Copy out each line below that has the word "Note" in it.
◆ ◆ ◆ ◆ ◆ ◆ ◆
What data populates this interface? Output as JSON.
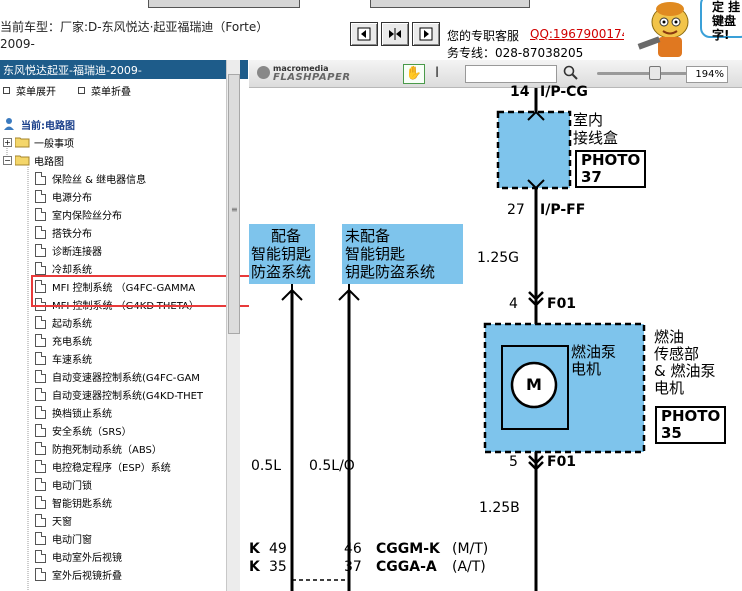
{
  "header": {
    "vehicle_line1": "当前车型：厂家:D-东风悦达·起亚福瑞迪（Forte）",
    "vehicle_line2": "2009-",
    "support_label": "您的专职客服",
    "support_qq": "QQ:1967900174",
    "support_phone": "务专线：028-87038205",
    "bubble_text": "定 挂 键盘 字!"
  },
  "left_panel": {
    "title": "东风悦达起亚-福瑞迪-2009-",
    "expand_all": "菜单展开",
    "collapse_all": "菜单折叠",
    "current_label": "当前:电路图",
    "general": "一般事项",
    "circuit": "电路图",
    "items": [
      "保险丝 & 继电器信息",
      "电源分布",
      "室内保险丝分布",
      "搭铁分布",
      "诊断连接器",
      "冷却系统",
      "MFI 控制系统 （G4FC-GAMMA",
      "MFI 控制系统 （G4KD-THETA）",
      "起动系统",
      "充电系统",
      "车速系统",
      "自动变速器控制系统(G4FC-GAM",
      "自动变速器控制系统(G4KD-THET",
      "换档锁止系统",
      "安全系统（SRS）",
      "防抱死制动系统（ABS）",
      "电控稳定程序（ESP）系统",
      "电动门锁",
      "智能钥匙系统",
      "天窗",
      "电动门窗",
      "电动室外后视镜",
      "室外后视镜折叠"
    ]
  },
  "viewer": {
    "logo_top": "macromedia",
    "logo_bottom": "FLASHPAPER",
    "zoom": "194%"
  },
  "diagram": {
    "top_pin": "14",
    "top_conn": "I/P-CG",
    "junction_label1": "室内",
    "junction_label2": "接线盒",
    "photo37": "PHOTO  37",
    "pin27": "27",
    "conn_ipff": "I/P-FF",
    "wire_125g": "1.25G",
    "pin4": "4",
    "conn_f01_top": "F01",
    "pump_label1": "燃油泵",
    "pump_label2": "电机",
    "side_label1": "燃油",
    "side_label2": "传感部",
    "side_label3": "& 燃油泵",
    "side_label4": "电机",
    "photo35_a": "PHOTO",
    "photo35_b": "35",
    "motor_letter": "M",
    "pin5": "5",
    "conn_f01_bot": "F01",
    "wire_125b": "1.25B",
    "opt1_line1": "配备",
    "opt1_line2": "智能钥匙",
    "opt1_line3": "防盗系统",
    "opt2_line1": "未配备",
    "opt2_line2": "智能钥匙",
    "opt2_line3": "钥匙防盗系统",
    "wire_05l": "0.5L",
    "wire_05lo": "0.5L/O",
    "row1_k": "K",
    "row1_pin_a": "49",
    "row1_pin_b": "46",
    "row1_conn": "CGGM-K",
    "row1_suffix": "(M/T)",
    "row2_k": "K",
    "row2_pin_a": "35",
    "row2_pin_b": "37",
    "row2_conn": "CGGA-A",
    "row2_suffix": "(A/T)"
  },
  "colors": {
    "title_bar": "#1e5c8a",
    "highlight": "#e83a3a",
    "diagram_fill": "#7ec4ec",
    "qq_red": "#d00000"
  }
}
◆ ◆ ◆ ◆ ◆ ◆ ◆
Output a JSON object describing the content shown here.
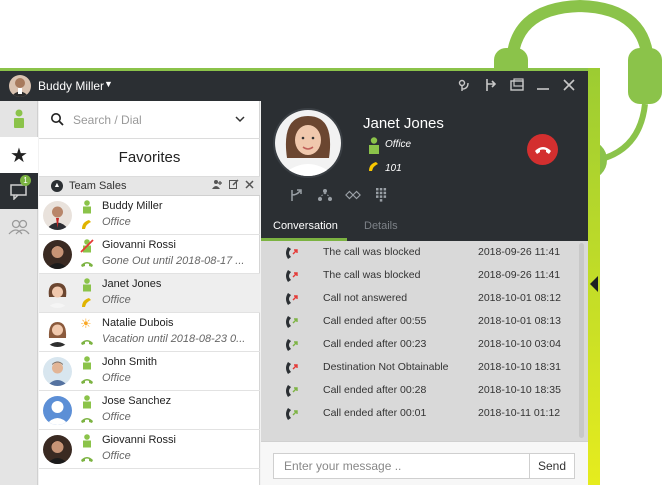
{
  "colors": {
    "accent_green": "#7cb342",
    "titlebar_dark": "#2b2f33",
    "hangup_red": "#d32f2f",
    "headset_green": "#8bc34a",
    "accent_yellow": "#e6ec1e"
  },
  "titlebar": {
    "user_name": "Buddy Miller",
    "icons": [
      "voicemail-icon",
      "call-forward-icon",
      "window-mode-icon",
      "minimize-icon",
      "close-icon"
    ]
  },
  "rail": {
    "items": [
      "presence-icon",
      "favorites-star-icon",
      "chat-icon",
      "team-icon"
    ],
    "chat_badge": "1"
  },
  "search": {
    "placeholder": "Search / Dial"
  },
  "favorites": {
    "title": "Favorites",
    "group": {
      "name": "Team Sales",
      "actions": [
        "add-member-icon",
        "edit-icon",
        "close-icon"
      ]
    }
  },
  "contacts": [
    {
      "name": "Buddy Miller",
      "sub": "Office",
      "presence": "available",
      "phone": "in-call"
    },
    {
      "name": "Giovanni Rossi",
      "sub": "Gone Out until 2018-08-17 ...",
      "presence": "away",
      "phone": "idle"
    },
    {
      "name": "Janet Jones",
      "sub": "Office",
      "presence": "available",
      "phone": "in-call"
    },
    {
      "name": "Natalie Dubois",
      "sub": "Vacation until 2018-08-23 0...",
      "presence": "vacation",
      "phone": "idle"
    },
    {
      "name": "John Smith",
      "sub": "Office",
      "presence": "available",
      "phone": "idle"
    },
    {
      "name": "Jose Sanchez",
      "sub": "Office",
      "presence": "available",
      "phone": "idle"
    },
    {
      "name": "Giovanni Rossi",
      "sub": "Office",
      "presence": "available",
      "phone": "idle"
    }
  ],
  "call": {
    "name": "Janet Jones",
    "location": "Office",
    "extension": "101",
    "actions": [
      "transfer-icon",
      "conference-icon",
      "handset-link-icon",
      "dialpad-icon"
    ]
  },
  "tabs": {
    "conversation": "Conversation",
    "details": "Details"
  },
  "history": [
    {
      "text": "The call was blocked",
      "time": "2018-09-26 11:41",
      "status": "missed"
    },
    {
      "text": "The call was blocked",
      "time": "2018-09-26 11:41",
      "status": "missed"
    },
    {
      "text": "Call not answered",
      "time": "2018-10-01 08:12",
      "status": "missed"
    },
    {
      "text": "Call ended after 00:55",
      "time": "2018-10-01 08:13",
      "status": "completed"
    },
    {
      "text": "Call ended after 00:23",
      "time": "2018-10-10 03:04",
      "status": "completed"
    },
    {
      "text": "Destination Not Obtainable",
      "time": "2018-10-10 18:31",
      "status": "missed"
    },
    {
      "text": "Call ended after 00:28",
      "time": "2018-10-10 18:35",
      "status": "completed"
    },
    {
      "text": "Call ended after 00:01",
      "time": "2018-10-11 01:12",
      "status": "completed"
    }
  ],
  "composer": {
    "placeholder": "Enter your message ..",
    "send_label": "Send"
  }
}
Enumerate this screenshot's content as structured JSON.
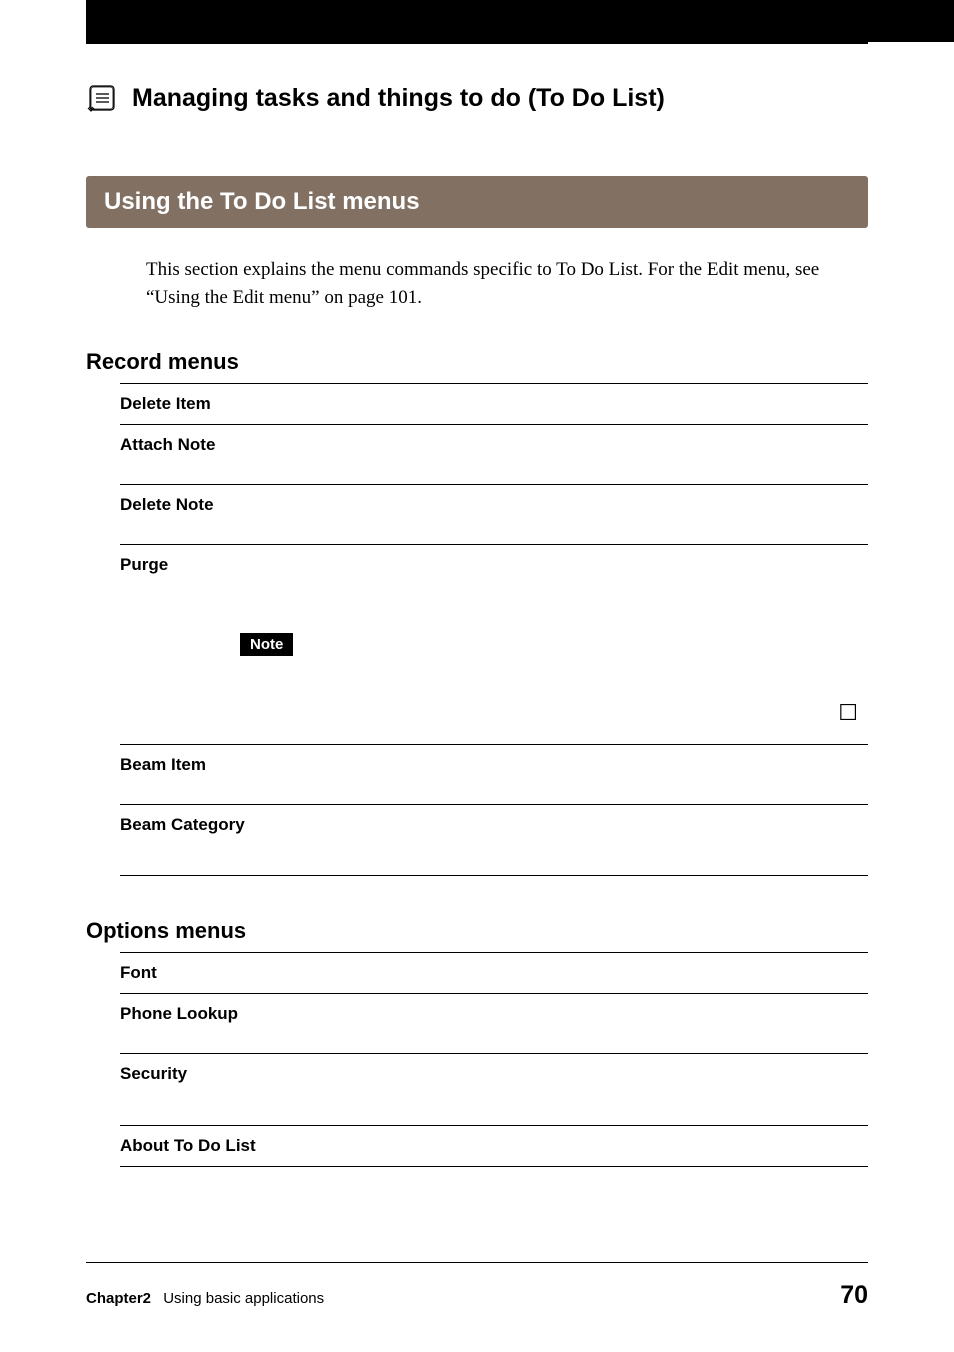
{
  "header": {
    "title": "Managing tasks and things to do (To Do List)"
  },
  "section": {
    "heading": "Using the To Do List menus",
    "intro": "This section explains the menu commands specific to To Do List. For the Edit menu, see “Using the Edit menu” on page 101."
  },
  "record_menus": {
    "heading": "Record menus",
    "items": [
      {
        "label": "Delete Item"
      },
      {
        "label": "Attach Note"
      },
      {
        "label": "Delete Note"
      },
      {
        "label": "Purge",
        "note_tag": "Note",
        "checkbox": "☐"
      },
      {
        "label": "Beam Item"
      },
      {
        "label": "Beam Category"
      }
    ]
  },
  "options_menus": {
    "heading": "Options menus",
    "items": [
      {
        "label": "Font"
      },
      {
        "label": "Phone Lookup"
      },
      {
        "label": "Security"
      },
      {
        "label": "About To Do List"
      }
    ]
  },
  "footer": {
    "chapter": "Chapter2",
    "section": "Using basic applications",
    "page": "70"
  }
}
◆ ◆ ◆ ◆ ◆ ◆ ◆
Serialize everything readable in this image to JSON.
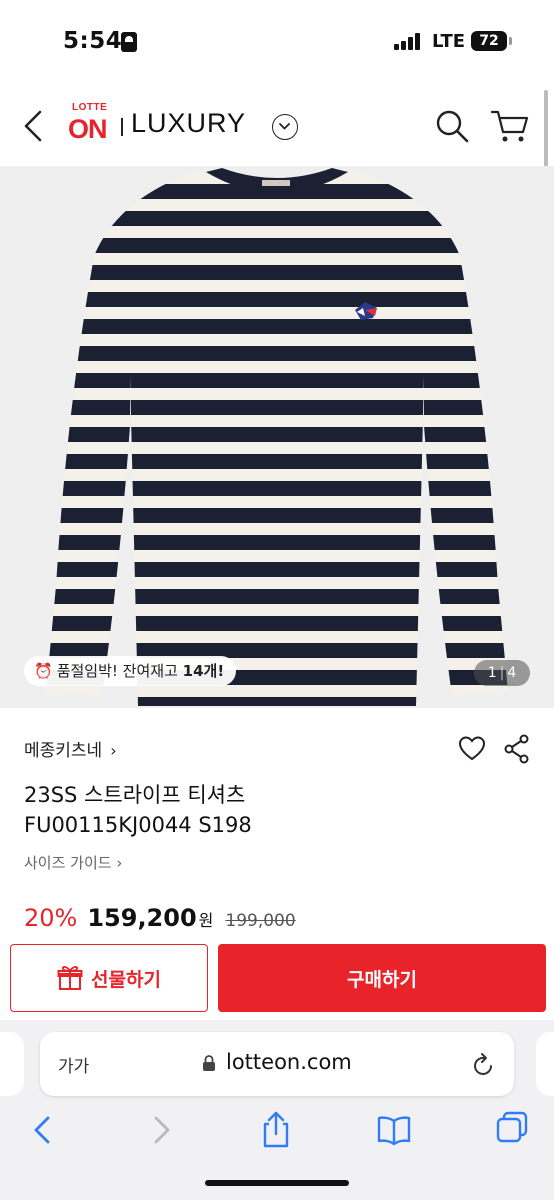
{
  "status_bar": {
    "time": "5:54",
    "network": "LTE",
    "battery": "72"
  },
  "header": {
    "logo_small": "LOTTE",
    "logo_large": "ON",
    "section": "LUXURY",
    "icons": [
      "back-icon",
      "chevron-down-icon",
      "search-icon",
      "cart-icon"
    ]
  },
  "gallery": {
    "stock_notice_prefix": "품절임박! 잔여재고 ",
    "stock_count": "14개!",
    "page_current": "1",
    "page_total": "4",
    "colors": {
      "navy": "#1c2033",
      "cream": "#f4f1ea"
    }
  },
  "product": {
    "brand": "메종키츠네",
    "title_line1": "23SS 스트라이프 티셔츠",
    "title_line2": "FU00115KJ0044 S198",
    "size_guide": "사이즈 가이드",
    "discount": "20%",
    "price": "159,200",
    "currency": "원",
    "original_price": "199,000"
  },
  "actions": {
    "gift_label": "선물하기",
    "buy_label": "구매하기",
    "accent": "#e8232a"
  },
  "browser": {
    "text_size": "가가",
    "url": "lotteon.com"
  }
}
◆ ◆ ◆ ◆ ◆ ◆ ◆
> SOLUTION TO THIS TASK:
        "label": "Attach Note"
        "label": "Delete Note"
        "note_tag": "Note",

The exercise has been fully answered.